Selection ->
——————

Introducing Comega
by Dare Obasanjo
|
Pages: 1, 2
Query Operators in Cω
Cω adds two broad classes of query operators to the C# language: XPath-based operators for querying the member variables of an object by name or by type and SQL-based operators for performing sophisticated queries involving projection, grouping, and joining of data from one or more objects.
XPath-Based Operators
With the existence of streams and anonymous structs that can have
multiple members with the same name, even ordinary direct member
access with the . operator in Cω can be
considered a query operation. For example, the
operation books.Book.title from the previous section
returns the titles of all the Book objects contained
within the Books class. This is equivalent to the XPath
query /Books/Book/title which returns all the titles
of Book elements contained within
the Books element.
The wildcard member access operator .* is used to
retrieve all the fields of a type. This operator is equivalent to
the XPath query child::* which returns all the child
nodes of the principal node type of the current node. For example,
the operation books.Book.* returns a stream container
of all the members of all the Book objects contained
within the Books class. This is equivalent to the XPath
query /Books/Book/* which returns all the child
elements of the Book elements contained within
the Books element.
Cω also supports transitive member access using
the ... operator which is analogous to the
descendent-or-self axis or ..
abbreviated path in XPath. The operation
books...title returns a stream containing
all title member fields that are contained within the
Books class or are member fields of any of its
contents in a recursive manner. This is equivalent to the XPath
query /Books//title which returns
all title elements that are descendants of
the Books element. The transitive member access
operator can also be used to match nodes restricted to a
particular type using syntax of the form
...typename::*. For example, the
operation books...string::* returns a stream
containing all the member fields of
type System.String that are contained within
the Books class or are member fields of any of its
contents in a recursive manner. This is analogous to the XPath 2.0
query
/Books//element(*, xs:string) which matches
any descendent of the Books element of
type xs:string.
Filter operations can be applied to the results of a transitive
member access in the same manner that predicates can be used to
filter XPath queries. Just as in XPath, a Cω filter is applied
to a query operation by using the [expression]
operator placed after the query. As is the case with
apply-to-all-expressions, the filter may contain the special
variable it which is bound to each successive element
of the iterated stream. Below is an example, which queries all the
fields of type System.Int32 in an anonymous struct then
filters the results to those whose value is greater than 8.
struct {int a; int b; int c;} z = new {a=5, b=10, c= 15};
int* values = z...int::*[it > 8];
foreach(int i in values){
Console.WriteLine(i + " is greater than 8");
}
SQL-Based Operators
Cω includes a number of constructs from the SQL language as keywords. Operators for performing selection with projection, filtering, ordering, grouping, and joins are all built into Cω. The SQL operators can be applied to both in-memory objects and relational stores that can be accessed via ADO.NET. When applied to a relational database, the Cω query operators are converted to SQL queries over the underlying store. The primary advantage of using the SQL operators from the Cω language is that the query syntax and results can be checked at compile time instead of at runtime, as is the case with embedding SQL expressions in strings using traditional relational APIs.

——————

Listing ->
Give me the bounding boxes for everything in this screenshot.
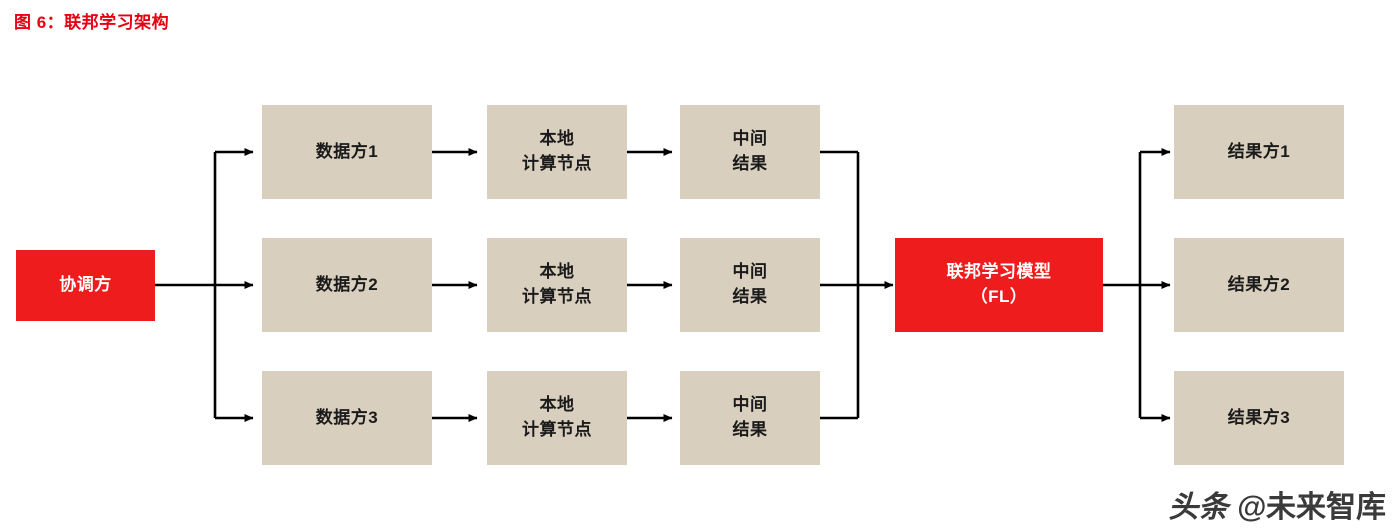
node-compute-2-line2: 计算节点 (522, 287, 592, 306)
node-intermediate-3-line1: 中间 (732, 395, 768, 415)
node-result-party-3-label: 结果方3 (1227, 407, 1291, 427)
watermark: 头条 @未来智库 (1168, 482, 1386, 526)
node-compute-1[interactable]: 本地 计算节点 (487, 105, 627, 199)
node-data-party-3[interactable]: 数据方3 (262, 371, 432, 465)
node-federated-model-line1: 联邦学习模型 (946, 262, 1052, 282)
node-result-party-1-label: 结果方1 (1227, 141, 1291, 161)
node-compute-1-line1: 本地 (539, 129, 575, 149)
node-compute-3-line2: 计算节点 (522, 420, 592, 439)
node-data-party-2-label: 数据方2 (315, 274, 379, 294)
node-result-party-3[interactable]: 结果方3 (1174, 371, 1344, 465)
node-compute-2[interactable]: 本地 计算节点 (487, 238, 627, 332)
watermark-prefix: 头条 @ (1168, 491, 1266, 524)
node-compute-3[interactable]: 本地 计算节点 (487, 371, 627, 465)
node-intermediate-2-line1: 中间 (732, 262, 768, 282)
node-result-party-1[interactable]: 结果方1 (1174, 105, 1344, 199)
node-coordinator[interactable]: 协调方 (16, 250, 155, 321)
node-intermediate-1-line2: 结果 (732, 154, 768, 173)
node-data-party-2[interactable]: 数据方2 (262, 238, 432, 332)
node-intermediate-2[interactable]: 中间 结果 (680, 238, 820, 332)
connector-model-result-bus (1103, 152, 1142, 418)
node-data-party-3-label: 数据方3 (315, 407, 379, 427)
node-compute-3-line1: 本地 (539, 395, 575, 415)
node-intermediate-3-line2: 结果 (732, 420, 768, 439)
node-data-party-1-label: 数据方1 (315, 141, 379, 161)
node-intermediate-1-line1: 中间 (732, 129, 768, 149)
figure-title: 图 6：联邦学习架构 (14, 13, 170, 32)
node-coordinator-label: 协调方 (59, 275, 112, 295)
node-intermediate-3[interactable]: 中间 结果 (680, 371, 820, 465)
connector-coordinator-bus (155, 152, 217, 418)
node-compute-1-line2: 计算节点 (522, 154, 592, 173)
connector-results-merge-bus (820, 150, 894, 420)
node-compute-2-line1: 本地 (539, 262, 575, 282)
node-federated-model[interactable]: 联邦学习模型 （FL） (895, 238, 1103, 332)
node-federated-model-line2: （FL） (970, 287, 1028, 306)
node-intermediate-1[interactable]: 中间 结果 (680, 105, 820, 199)
node-intermediate-2-line2: 结果 (732, 287, 768, 306)
node-data-party-1[interactable]: 数据方1 (262, 105, 432, 199)
watermark-name: 未来智库 (1266, 491, 1386, 524)
node-result-party-2[interactable]: 结果方2 (1174, 238, 1344, 332)
node-result-party-2-label: 结果方2 (1227, 274, 1291, 294)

——————

Task description ->
Copy the passage of the Cω article between "The wildcard member" and "descendent-or-self axis or ..", inclusive, substituting "catch-all" for every "wildcard".

Task result ->
The catch-all member access operator .* is used to
retrieve all the fields of a type. This operator is equivalent to
the XPath query child::* which returns all the child
nodes of the principal node type of the current node. For example,
the operation books.Book.* returns a stream container
of all the members of all the Book objects contained
within the Books class. This is equivalent to the XPath
query /Books/Book/* which returns all the child
elements of the Book elements contained within
the Books element.
Cω also supports transitive member access using
the ... operator which is analogous to the
descendent-or-self axis or ..